> [TEXTO]:
########################################

Nunca foi novidade que os contratos de natureza bancária, não obstante as características próprias de executividade (CPC, art. 585, II), sempre foram utilizados de parelha com títulos cambiais, ora como forma de garantia ou reforço ao vínculo obrigacional, ora como forma de implementação de circulação de riquezas na economia. Isso porque, para muito além da executividade judicial em caso em caso de inadimplemento, há características próprias da cambiaridade (abstração, autonomia, circulabilidade, protestabilidade) que tornam o título de crédito muito mais ágil no resgate da obrigação por ele representada e na responsabilização do devedor principal e dos co-obrigados do que o instrumento contratual.
É dentro dessa concepção de maior agilidade e segurança jurídica na circulação do crédito bancário que a Lei n. 10.931/04 instituiu no direito brasileiro a Cédula de Crédito Bancário (CCB). Sua inspiração como instrumento de câmbio remonta às antigas cédulas de crédito rural, industrial, comercial, e de crédito à exportação. Pode, por isso mesmo, ser reduzida à natureza jurídica destas, naquilo que a legislação específica não lhe outorgue tratamento diferenciado.

########################################

> [MATERIAL FORNECIDO]:
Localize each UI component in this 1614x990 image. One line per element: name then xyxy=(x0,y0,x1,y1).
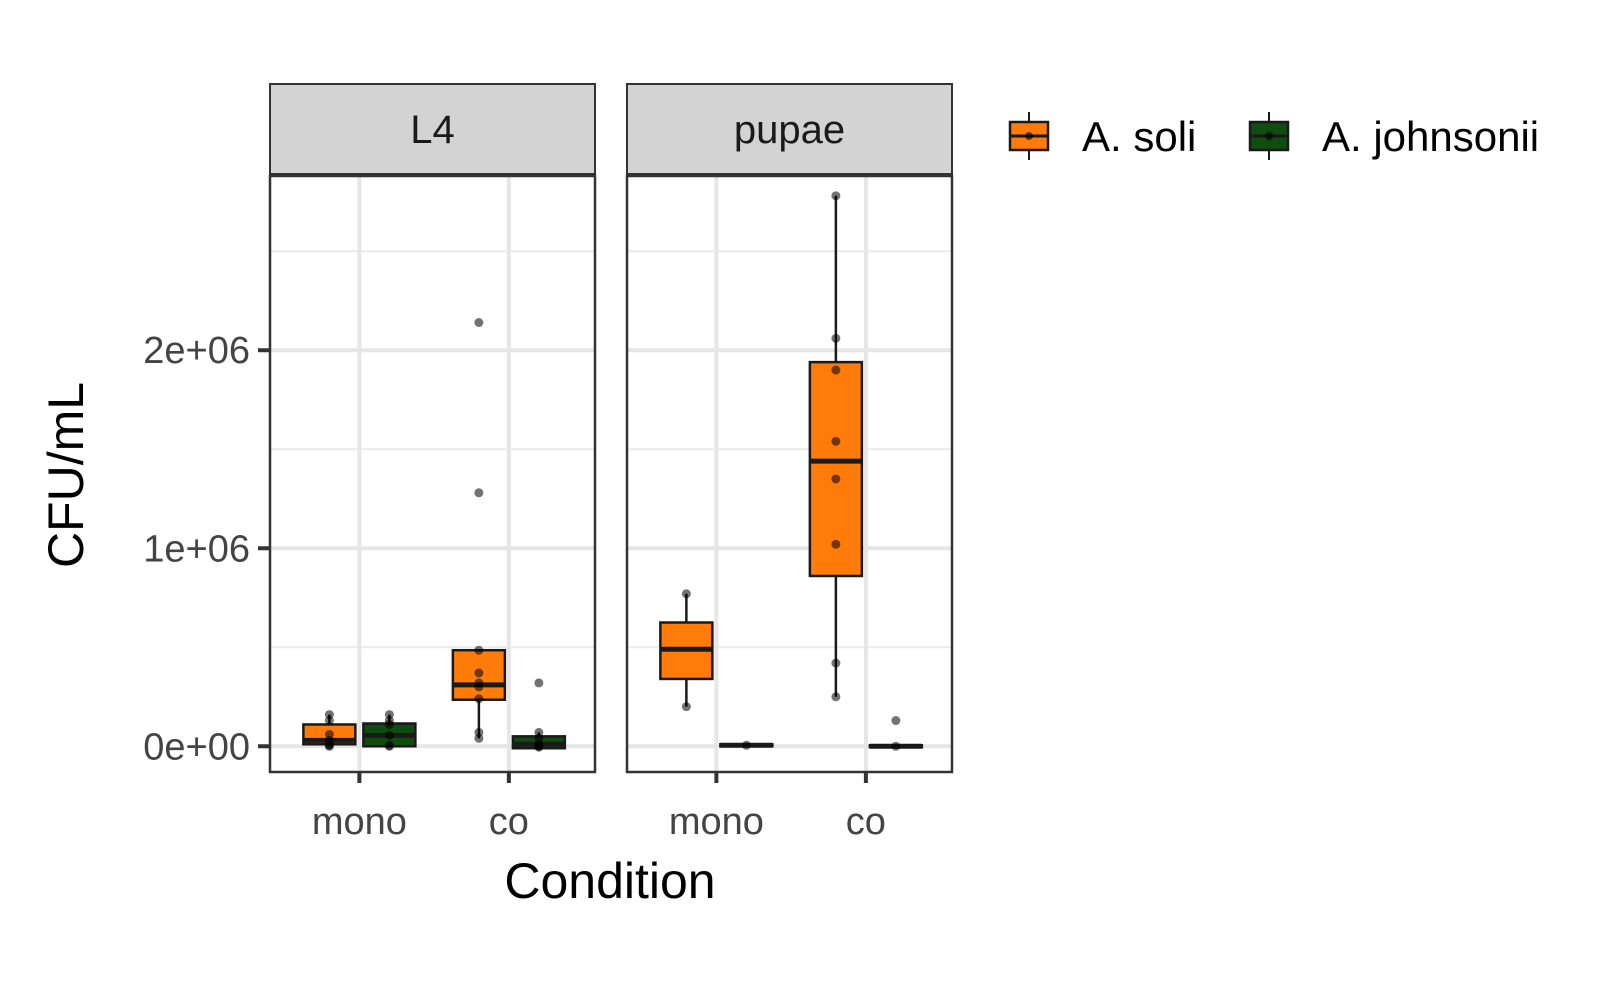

########################################

Escreva a continuação do texto sobre a Cédula de Crédito Bancário, começando logo depois da última frase.

> [RESULTADO DA TAREFA]:
Para além das características já bastante conhecidas dos títulos de crédito em geral, podem-se anotar algumas peculiaridades importantes da cédula de crédito bancário.
Em primeiro lugar, isto é evidente, deve figurar como favorecido do título a instituição financeira concedente do mútuo (desde que integrante do Sistema Financeiro Nacional) e, na condição de emitente, o mutuário.
Interessa apontar, como diferença específica em relação aos títulos cambiários em geral, o campo das garantias: a Cédula de Crédito Bancário admite constituição de garantia real por apontamento cedular do bem a tanto sujeito. Isto, obviamente, sem prejuízo da constituição das normais garantias fidejussórias concorrentes, tais o aval e o endosso, esse último decorrente da circulação. Quanto a ele também, é bom que se diga, a lei prevê expressamente a possibilidade do endosso em preto (art. 29, § 1º).
Claro que a oponibilidade perante terceiros das garantias reais constantes da cédula dependerá do registro competente (averbação ou registro, dependendo da modalidade da garantia), o que deriva muito mais da natureza da garantia do que da característica ínsita ao título. Impende salientar, por outro lado, que seja qual for a garantia exigida e aceita, aval, ou hipoteca, penhor ou alienação fiduciária, tudo poderá ser consignado na própria cártula ou em documento à parte mencionado na cédula.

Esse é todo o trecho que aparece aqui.